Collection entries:
-- Begin --
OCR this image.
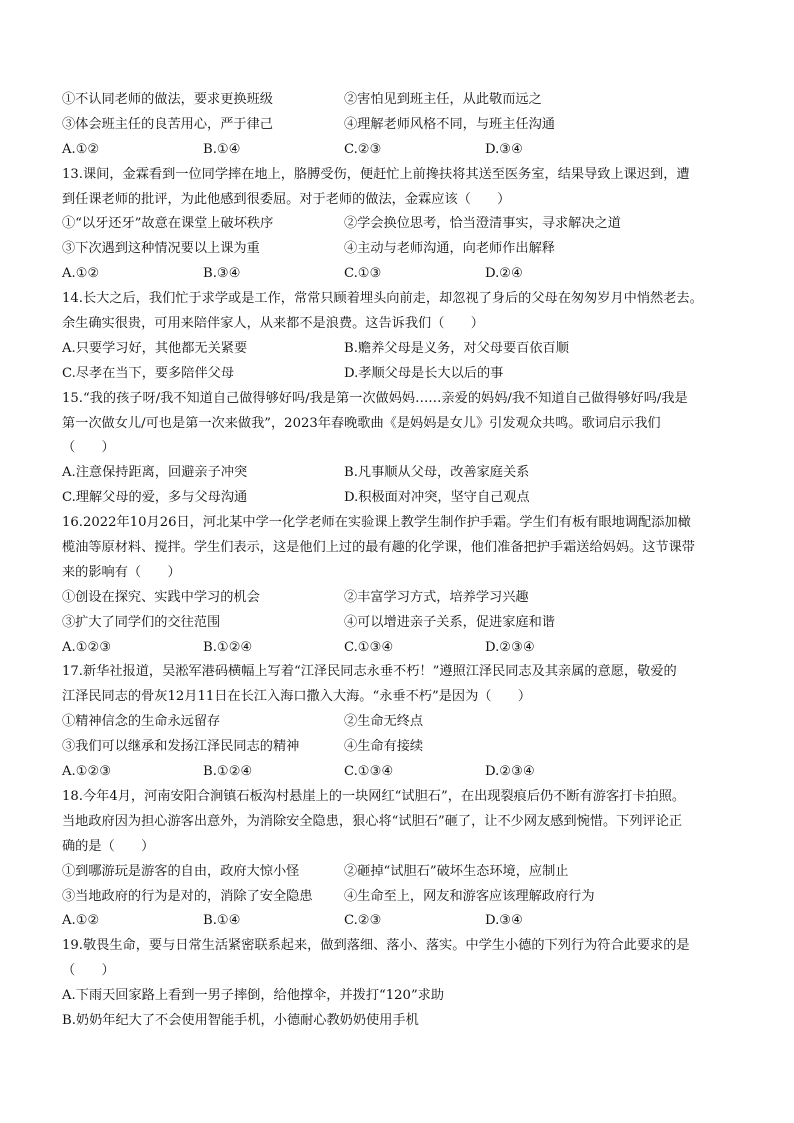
①不认同老师的做法，要求更换班级	②害怕见到班主任，从此敬而远之
③体会班主任的良苦用心，严于律己	④理解老师风格不同，与班主任沟通
A.①②	B.①④	C.②③	D.③④
13.课间，金霖看到一位同学摔在地上，胳膊受伤，便赶忙上前搀扶将其送至医务室，结果导致上课迟到，遭
到任课老师的批评，为此他感到很委屈。对于老师的做法，金霖应该（　　）
①“以牙还牙”故意在课堂上破坏秩序	②学会换位思考，恰当澄清事实，寻求解决之道
③下次遇到这种情况要以上课为重	④主动与老师沟通，向老师作出解释
A.①②	B.③④	C.①③	D.②④
14.长大之后，我们忙于求学或是工作，常常只顾着埋头向前走，却忽视了身后的父母在匆匆岁月中悄然老去。
余生确实很贵，可用来陪伴家人，从来都不是浪费。这告诉我们（　　）
A.只要学习好，其他都无关紧要	B.赡养父母是义务，对父母要百依百顺
C.尽孝在当下，要多陪伴父母	D.孝顺父母是长大以后的事
15.“我的孩子呀/我不知道自己做得够好吗/我是第一次做妈妈……亲爱的妈妈/我不知道自己做得够好吗/我是
第一次做女儿/可也是第一次来做我”，2023年春晚歌曲《是妈妈是女儿》引发观众共鸣。歌词启示我们
（　　）
A.注意保持距离，回避亲子冲突	B.凡事顺从父母，改善家庭关系
C.理解父母的爱，多与父母沟通	D.积极面对冲突，坚守自己观点
16.2022年10月26日，河北某中学一化学老师在实验课上教学生制作护手霜。学生们有板有眼地调配添加橄
榄油等原材料、搅拌。学生们表示，这是他们上过的最有趣的化学课，他们准备把护手霜送给妈妈。这节课带
来的影响有（　　）
①创设在探究、实践中学习的机会	②丰富学习方式，培养学习兴趣
③扩大了同学们的交往范围	④可以增进亲子关系，促进家庭和谐
A.①②③	B.①②④	C.①③④	D.②③④
17.新华社报道，吴淞军港码横幅上写着“江泽民同志永垂不朽！”遵照江泽民同志及其亲属的意愿，敬爱的
江泽民同志的骨灰12月11日在长江入海口撒入大海。“永垂不朽”是因为（　　）
①精神信念的生命永远留存	②生命无终点
③我们可以继承和发扬江泽民同志的精神	④生命有接续
A.①②③	B.①②④	C.①③④	D.②③④
18.今年4月，河南安阳合涧镇石板沟村悬崖上的一块网红“试胆石”，在出现裂痕后仍不断有游客打卡拍照。
当地政府因为担心游客出意外，为消除安全隐患，狠心将“试胆石”砸了，让不少网友感到惋惜。下列评论正
确的是（　　）
①到哪游玩是游客的自由，政府大惊小怪	②砸掉“试胆石”破坏生态环境，应制止
③当地政府的行为是对的，消除了安全隐患 ④生命至上，网友和游客应该理解政府行为
A.①②	B.①④	C.②③	D.③④
19.敬畏生命，要与日常生活紧密联系起来，做到落细、落小、落实。中学生小德的下列行为符合此要求的是
（　　）
A.下雨天回家路上看到一男子摔倒，给他撑伞，并拨打“120”求助
B.奶奶年纪大了不会使用智能手机，小德耐心教奶奶使用手机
-- End --
* What is expected
Return the listing above word for word, with the pictures removed.

* Response to this task
OCR this image.
①不认同老师的做法，要求更换班级	②害怕见到班主任，从此敬而远之
③体会班主任的良苦用心，严于律己	④理解老师风格不同，与班主任沟通
A.①②	B.①④	C.②③	D.③④
13.课间，金霖看到一位同学摔在地上，胳膊受伤，便赶忙上前搀扶将其送至医务室，结果导致上课迟到，遭
到任课老师的批评，为此他感到很委屈。对于老师的做法，金霖应该（　　）
①“以牙还牙”故意在课堂上破坏秩序	②学会换位思考，恰当澄清事实，寻求解决之道
③下次遇到这种情况要以上课为重	④主动与老师沟通，向老师作出解释
A.①②	B.③④	C.①③	D.②④
14.长大之后，我们忙于求学或是工作，常常只顾着埋头向前走，却忽视了身后的父母在匆匆岁月中悄然老去。
余生确实很贵，可用来陪伴家人，从来都不是浪费。这告诉我们（　　）
A.只要学习好，其他都无关紧要	B.赡养父母是义务，对父母要百依百顺
C.尽孝在当下，要多陪伴父母	D.孝顺父母是长大以后的事
15.“我的孩子呀/我不知道自己做得够好吗/我是第一次做妈妈……亲爱的妈妈/我不知道自己做得够好吗/我是
第一次做女儿/可也是第一次来做我”，2023年春晚歌曲《是妈妈是女儿》引发观众共鸣。歌词启示我们
（　　）
A.注意保持距离，回避亲子冲突	B.凡事顺从父母，改善家庭关系
C.理解父母的爱，多与父母沟通	D.积极面对冲突，坚守自己观点
16.2022年10月26日，河北某中学一化学老师在实验课上教学生制作护手霜。学生们有板有眼地调配添加橄
榄油等原材料、搅拌。学生们表示，这是他们上过的最有趣的化学课，他们准备把护手霜送给妈妈。这节课带
来的影响有（　　）
①创设在探究、实践中学习的机会	②丰富学习方式，培养学习兴趣
③扩大了同学们的交往范围	④可以增进亲子关系，促进家庭和谐
A.①②③	B.①②④	C.①③④	D.②③④
17.新华社报道，吴淞军港码横幅上写着“江泽民同志永垂不朽！”遵照江泽民同志及其亲属的意愿，敬爱的
江泽民同志的骨灰12月11日在长江入海口撒入大海。“永垂不朽”是因为（　　）
①精神信念的生命永远留存	②生命无终点
③我们可以继承和发扬江泽民同志的精神	④生命有接续
A.①②③	B.①②④	C.①③④	D.②③④
18.今年4月，河南安阳合涧镇石板沟村悬崖上的一块网红“试胆石”，在出现裂痕后仍不断有游客打卡拍照。
当地政府因为担心游客出意外，为消除安全隐患，狠心将“试胆石”砸了，让不少网友感到惋惜。下列评论正
确的是（　　）
①到哪游玩是游客的自由，政府大惊小怪	②砸掉“试胆石”破坏生态环境，应制止
③当地政府的行为是对的，消除了安全隐患 ④生命至上，网友和游客应该理解政府行为
A.①②	B.①④	C.②③	D.③④
19.敬畏生命，要与日常生活紧密联系起来，做到落细、落小、落实。中学生小德的下列行为符合此要求的是
（　　）
A.下雨天回家路上看到一男子摔倒，给他撑伞，并拨打“120”求助
B.奶奶年纪大了不会使用智能手机，小德耐心教奶奶使用手机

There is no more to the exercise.